_Description of the task_. The answer must be a single number: the count of lines in the records below that contain the word "Proc".

_Given data_.
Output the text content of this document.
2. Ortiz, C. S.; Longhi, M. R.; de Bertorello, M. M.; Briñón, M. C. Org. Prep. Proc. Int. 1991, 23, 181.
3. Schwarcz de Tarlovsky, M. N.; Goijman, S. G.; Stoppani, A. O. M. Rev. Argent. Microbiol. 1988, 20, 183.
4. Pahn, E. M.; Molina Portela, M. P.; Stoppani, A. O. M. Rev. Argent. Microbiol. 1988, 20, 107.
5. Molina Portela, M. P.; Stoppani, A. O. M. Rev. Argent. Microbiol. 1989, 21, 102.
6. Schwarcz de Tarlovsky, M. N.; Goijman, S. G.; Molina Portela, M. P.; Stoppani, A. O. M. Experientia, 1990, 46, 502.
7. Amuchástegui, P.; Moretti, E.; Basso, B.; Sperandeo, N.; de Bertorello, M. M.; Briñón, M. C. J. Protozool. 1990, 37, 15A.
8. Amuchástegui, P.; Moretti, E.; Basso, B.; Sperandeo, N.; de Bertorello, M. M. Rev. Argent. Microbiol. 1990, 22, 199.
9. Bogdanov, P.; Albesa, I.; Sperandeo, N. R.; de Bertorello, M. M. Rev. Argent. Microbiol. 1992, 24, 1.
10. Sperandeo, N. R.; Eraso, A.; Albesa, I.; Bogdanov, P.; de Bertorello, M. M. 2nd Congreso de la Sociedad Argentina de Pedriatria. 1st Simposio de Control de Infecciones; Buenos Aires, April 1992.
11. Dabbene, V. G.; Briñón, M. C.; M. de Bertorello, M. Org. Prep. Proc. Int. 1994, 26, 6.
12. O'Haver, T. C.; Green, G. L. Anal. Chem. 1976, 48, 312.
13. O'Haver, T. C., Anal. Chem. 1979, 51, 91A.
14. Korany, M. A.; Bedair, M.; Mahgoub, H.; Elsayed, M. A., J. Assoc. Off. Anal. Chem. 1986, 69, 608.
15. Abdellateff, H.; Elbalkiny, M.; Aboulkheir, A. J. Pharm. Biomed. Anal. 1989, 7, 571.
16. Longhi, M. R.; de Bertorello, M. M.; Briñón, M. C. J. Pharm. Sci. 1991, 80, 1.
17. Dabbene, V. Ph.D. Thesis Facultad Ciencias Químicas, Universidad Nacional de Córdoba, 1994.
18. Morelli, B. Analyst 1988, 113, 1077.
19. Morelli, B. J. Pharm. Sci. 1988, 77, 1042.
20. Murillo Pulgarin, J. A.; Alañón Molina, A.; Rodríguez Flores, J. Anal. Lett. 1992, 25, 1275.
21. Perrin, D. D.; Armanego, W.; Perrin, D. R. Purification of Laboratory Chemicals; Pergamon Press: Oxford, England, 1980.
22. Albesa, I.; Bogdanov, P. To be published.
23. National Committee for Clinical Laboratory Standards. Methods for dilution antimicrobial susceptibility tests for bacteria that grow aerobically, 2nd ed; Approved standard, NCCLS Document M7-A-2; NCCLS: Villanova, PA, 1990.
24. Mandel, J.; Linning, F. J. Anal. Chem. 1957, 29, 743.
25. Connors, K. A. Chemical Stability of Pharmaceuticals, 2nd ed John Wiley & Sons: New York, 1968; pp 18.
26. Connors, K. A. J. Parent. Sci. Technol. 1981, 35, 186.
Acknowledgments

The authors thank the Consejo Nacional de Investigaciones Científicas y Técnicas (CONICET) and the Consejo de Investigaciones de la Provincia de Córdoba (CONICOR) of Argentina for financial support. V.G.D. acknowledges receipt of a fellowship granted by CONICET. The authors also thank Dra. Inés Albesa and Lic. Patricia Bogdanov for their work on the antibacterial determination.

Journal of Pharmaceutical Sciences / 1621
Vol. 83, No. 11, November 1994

_Solution for this exercise_. 2